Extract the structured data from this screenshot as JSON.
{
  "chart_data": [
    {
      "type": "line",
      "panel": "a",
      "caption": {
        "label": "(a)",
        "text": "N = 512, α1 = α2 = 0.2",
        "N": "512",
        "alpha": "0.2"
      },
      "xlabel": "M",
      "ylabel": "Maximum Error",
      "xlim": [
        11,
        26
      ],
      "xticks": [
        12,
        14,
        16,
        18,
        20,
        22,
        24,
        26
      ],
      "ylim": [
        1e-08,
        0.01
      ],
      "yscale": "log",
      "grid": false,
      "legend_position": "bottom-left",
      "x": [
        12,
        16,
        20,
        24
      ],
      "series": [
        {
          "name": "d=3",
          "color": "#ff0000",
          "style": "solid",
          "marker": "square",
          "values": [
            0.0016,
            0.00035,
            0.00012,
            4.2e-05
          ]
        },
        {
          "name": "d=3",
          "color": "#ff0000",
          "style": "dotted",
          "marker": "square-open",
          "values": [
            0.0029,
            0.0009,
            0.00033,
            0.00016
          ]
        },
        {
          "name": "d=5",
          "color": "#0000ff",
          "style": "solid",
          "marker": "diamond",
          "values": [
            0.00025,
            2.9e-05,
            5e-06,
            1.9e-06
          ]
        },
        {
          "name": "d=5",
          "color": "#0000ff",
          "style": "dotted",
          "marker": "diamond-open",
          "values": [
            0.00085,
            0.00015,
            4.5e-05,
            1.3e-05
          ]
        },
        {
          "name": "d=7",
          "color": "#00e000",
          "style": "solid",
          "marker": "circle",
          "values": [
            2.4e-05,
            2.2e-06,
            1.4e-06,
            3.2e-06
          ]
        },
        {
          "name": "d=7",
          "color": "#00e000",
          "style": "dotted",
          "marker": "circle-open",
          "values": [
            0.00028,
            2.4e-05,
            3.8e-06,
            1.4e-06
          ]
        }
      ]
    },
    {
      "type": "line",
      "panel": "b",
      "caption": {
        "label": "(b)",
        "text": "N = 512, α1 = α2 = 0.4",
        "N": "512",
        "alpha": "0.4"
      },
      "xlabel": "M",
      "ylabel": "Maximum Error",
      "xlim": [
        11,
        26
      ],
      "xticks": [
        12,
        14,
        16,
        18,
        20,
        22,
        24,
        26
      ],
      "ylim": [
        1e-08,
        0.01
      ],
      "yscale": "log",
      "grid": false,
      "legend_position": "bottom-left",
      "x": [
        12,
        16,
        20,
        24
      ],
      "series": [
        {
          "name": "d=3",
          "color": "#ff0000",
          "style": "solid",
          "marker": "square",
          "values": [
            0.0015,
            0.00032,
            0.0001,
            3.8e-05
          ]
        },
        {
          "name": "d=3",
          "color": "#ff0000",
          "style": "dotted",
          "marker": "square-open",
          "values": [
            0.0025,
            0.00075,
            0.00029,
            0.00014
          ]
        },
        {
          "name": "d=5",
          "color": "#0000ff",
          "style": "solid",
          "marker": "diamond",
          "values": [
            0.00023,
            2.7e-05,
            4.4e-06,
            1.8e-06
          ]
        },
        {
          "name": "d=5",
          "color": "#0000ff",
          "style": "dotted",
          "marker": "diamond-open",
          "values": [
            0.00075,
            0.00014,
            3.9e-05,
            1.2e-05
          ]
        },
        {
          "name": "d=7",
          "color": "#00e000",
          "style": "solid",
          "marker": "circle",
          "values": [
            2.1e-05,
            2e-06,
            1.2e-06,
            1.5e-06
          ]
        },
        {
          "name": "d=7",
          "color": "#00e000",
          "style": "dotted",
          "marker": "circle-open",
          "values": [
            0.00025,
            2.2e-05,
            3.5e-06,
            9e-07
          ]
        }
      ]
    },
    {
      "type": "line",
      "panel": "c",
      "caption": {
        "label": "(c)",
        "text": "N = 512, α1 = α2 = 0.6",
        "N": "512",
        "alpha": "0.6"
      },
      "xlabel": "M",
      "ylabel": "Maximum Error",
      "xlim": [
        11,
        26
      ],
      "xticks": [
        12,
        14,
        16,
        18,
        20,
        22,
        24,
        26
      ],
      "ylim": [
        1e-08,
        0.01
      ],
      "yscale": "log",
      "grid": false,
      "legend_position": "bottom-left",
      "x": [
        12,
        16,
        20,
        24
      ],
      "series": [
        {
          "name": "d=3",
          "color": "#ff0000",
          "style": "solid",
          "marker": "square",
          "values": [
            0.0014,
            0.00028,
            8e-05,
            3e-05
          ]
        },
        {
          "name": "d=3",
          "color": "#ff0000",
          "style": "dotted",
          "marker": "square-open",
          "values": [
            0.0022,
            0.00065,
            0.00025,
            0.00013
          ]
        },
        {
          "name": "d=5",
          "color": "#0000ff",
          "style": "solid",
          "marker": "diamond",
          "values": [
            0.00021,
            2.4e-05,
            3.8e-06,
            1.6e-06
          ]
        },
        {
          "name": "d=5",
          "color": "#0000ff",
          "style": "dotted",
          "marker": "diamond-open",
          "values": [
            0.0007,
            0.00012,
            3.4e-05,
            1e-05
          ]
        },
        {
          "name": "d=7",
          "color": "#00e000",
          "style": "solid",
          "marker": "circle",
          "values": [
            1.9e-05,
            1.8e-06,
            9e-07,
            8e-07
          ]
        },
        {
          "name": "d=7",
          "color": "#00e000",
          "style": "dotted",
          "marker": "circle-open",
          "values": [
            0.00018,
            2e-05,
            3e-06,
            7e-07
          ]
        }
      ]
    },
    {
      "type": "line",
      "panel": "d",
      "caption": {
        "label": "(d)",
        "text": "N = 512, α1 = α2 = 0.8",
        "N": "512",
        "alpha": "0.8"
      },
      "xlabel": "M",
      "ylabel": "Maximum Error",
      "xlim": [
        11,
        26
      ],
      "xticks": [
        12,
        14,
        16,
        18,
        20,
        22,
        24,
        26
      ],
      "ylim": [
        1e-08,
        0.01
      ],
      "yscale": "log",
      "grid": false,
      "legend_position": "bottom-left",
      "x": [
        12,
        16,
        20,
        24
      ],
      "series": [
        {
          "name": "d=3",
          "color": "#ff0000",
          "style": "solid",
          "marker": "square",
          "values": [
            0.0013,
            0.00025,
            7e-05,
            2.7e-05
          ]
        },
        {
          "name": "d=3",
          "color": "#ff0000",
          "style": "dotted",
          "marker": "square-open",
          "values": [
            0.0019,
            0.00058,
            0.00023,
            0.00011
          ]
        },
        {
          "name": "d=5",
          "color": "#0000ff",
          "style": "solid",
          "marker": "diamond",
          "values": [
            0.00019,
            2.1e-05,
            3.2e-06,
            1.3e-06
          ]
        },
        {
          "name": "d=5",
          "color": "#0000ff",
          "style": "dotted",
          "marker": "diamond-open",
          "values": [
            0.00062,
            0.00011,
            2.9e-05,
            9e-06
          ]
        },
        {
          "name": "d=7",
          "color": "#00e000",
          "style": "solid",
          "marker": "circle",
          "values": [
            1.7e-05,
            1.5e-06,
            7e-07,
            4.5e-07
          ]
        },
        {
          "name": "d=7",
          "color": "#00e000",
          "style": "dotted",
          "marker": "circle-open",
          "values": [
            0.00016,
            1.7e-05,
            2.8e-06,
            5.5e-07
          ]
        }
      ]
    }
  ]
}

-- Task requirements --
All of the entries must be written out exactly as they stand.

-- Final result --
Extract the structured data from this screenshot as JSON.
{
  "chart_data": [
    {
      "type": "line",
      "panel": "a",
      "caption": {
        "label": "(a)",
        "text": "N = 512, α1 = α2 = 0.2",
        "N": "512",
        "alpha": "0.2"
      },
      "xlabel": "M",
      "ylabel": "Maximum Error",
      "xlim": [
        11,
        26
      ],
      "xticks": [
        12,
        14,
        16,
        18,
        20,
        22,
        24,
        26
      ],
      "ylim": [
        1e-08,
        0.01
      ],
      "yscale": "log",
      "grid": false,
      "legend_position": "bottom-left",
      "x": [
        12,
        16,
        20,
        24
      ],
      "series": [
        {
          "name": "d=3",
          "color": "#ff0000",
          "style": "solid",
          "marker": "square",
          "values": [
            0.0016,
            0.00035,
            0.00012,
            4.2e-05
          ]
        },
        {
          "name": "d=3",
          "color": "#ff0000",
          "style": "dotted",
          "marker": "square-open",
          "values": [
            0.0029,
            0.0009,
            0.00033,
            0.00016
          ]
        },
        {
          "name": "d=5",
          "color": "#0000ff",
          "style": "solid",
          "marker": "diamond",
          "values": [
            0.00025,
            2.9e-05,
            5e-06,
            1.9e-06
          ]
        },
        {
          "name": "d=5",
          "color": "#0000ff",
          "style": "dotted",
          "marker": "diamond-open",
          "values": [
            0.00085,
            0.00015,
            4.5e-05,
            1.3e-05
          ]
        },
        {
          "name": "d=7",
          "color": "#00e000",
          "style": "solid",
          "marker": "circle",
          "values": [
            2.4e-05,
            2.2e-06,
            1.4e-06,
            3.2e-06
          ]
        },
        {
          "name": "d=7",
          "color": "#00e000",
          "style": "dotted",
          "marker": "circle-open",
          "values": [
            0.00028,
            2.4e-05,
            3.8e-06,
            1.4e-06
          ]
        }
      ]
    },
    {
      "type": "line",
      "panel": "b",
      "caption": {
        "label": "(b)",
        "text": "N = 512, α1 = α2 = 0.4",
        "N": "512",
        "alpha": "0.4"
      },
      "xlabel": "M",
      "ylabel": "Maximum Error",
      "xlim": [
        11,
        26
      ],
      "xticks": [
        12,
        14,
        16,
        18,
        20,
        22,
        24,
        26
      ],
      "ylim": [
        1e-08,
        0.01
      ],
      "yscale": "log",
      "grid": false,
      "legend_position": "bottom-left",
      "x": [
        12,
        16,
        20,
        24
      ],
      "series": [
        {
          "name": "d=3",
          "color": "#ff0000",
          "style": "solid",
          "marker": "square",
          "values": [
            0.0015,
            0.00032,
            0.0001,
            3.8e-05
          ]
        },
        {
          "name": "d=3",
          "color": "#ff0000",
          "style": "dotted",
          "marker": "square-open",
          "values": [
            0.0025,
            0.00075,
            0.00029,
            0.00014
          ]
        },
        {
          "name": "d=5",
          "color": "#0000ff",
          "style": "solid",
          "marker": "diamond",
          "values": [
            0.00023,
            2.7e-05,
            4.4e-06,
            1.8e-06
          ]
        },
        {
          "name": "d=5",
          "color": "#0000ff",
          "style": "dotted",
          "marker": "diamond-open",
          "values": [
            0.00075,
            0.00014,
            3.9e-05,
            1.2e-05
          ]
        },
        {
          "name": "d=7",
          "color": "#00e000",
          "style": "solid",
          "marker": "circle",
          "values": [
            2.1e-05,
            2e-06,
            1.2e-06,
            1.5e-06
          ]
        },
        {
          "name": "d=7",
          "color": "#00e000",
          "style": "dotted",
          "marker": "circle-open",
          "values": [
            0.00025,
            2.2e-05,
            3.5e-06,
            9e-07
          ]
        }
      ]
    },
    {
      "type": "line",
      "panel": "c",
      "caption": {
        "label": "(c)",
        "text": "N = 512, α1 = α2 = 0.6",
        "N": "512",
        "alpha": "0.6"
      },
      "xlabel": "M",
      "ylabel": "Maximum Error",
      "xlim": [
        11,
        26
      ],
      "xticks": [
        12,
        14,
        16,
        18,
        20,
        22,
        24,
        26
      ],
      "ylim": [
        1e-08,
        0.01
      ],
      "yscale": "log",
      "grid": false,
      "legend_position": "bottom-left",
      "x": [
        12,
        16,
        20,
        24
      ],
      "series": [
        {
          "name": "d=3",
          "color": "#ff0000",
          "style": "solid",
          "marker": "square",
          "values": [
            0.0014,
            0.00028,
            8e-05,
            3e-05
          ]
        },
        {
          "name": "d=3",
          "color": "#ff0000",
          "style": "dotted",
          "marker": "square-open",
          "values": [
            0.0022,
            0.00065,
            0.00025,
            0.00013
          ]
        },
        {
          "name": "d=5",
          "color": "#0000ff",
          "style": "solid",
          "marker": "diamond",
          "values": [
            0.00021,
            2.4e-05,
            3.8e-06,
            1.6e-06
          ]
        },
        {
          "name": "d=5",
          "color": "#0000ff",
          "style": "dotted",
          "marker": "diamond-open",
          "values": [
            0.0007,
            0.00012,
            3.4e-05,
            1e-05
          ]
        },
        {
          "name": "d=7",
          "color": "#00e000",
          "style": "solid",
          "marker": "circle",
          "values": [
            1.9e-05,
            1.8e-06,
            9e-07,
            8e-07
          ]
        },
        {
          "name": "d=7",
          "color": "#00e000",
          "style": "dotted",
          "marker": "circle-open",
          "values": [
            0.00018,
            2e-05,
            3e-06,
            7e-07
          ]
        }
      ]
    },
    {
      "type": "line",
      "panel": "d",
      "caption": {
        "label": "(d)",
        "text": "N = 512, α1 = α2 = 0.8",
        "N": "512",
        "alpha": "0.8"
      },
      "xlabel": "M",
      "ylabel": "Maximum Error",
      "xlim": [
        11,
        26
      ],
      "xticks": [
        12,
        14,
        16,
        18,
        20,
        22,
        24,
        26
      ],
      "ylim": [
        1e-08,
        0.01
      ],
      "yscale": "log",
      "grid": false,
      "legend_position": "bottom-left",
      "x": [
        12,
        16,
        20,
        24
      ],
      "series": [
        {
          "name": "d=3",
          "color": "#ff0000",
          "style": "solid",
          "marker": "square",
          "values": [
            0.0013,
            0.00025,
            7e-05,
            2.7e-05
          ]
        },
        {
          "name": "d=3",
          "color": "#ff0000",
          "style": "dotted",
          "marker": "square-open",
          "values": [
            0.0019,
            0.00058,
            0.00023,
            0.00011
          ]
        },
        {
          "name": "d=5",
          "color": "#0000ff",
          "style": "solid",
          "marker": "diamond",
          "values": [
            0.00019,
            2.1e-05,
            3.2e-06,
            1.3e-06
          ]
        },
        {
          "name": "d=5",
          "color": "#0000ff",
          "style": "dotted",
          "marker": "diamond-open",
          "values": [
            0.00062,
            0.00011,
            2.9e-05,
            9e-06
          ]
        },
        {
          "name": "d=7",
          "color": "#00e000",
          "style": "solid",
          "marker": "circle",
          "values": [
            1.7e-05,
            1.5e-06,
            7e-07,
            4.5e-07
          ]
        },
        {
          "name": "d=7",
          "color": "#00e000",
          "style": "dotted",
          "marker": "circle-open",
          "values": [
            0.00016,
            1.7e-05,
            2.8e-06,
            5.5e-07
          ]
        }
      ]
    }
  ]
}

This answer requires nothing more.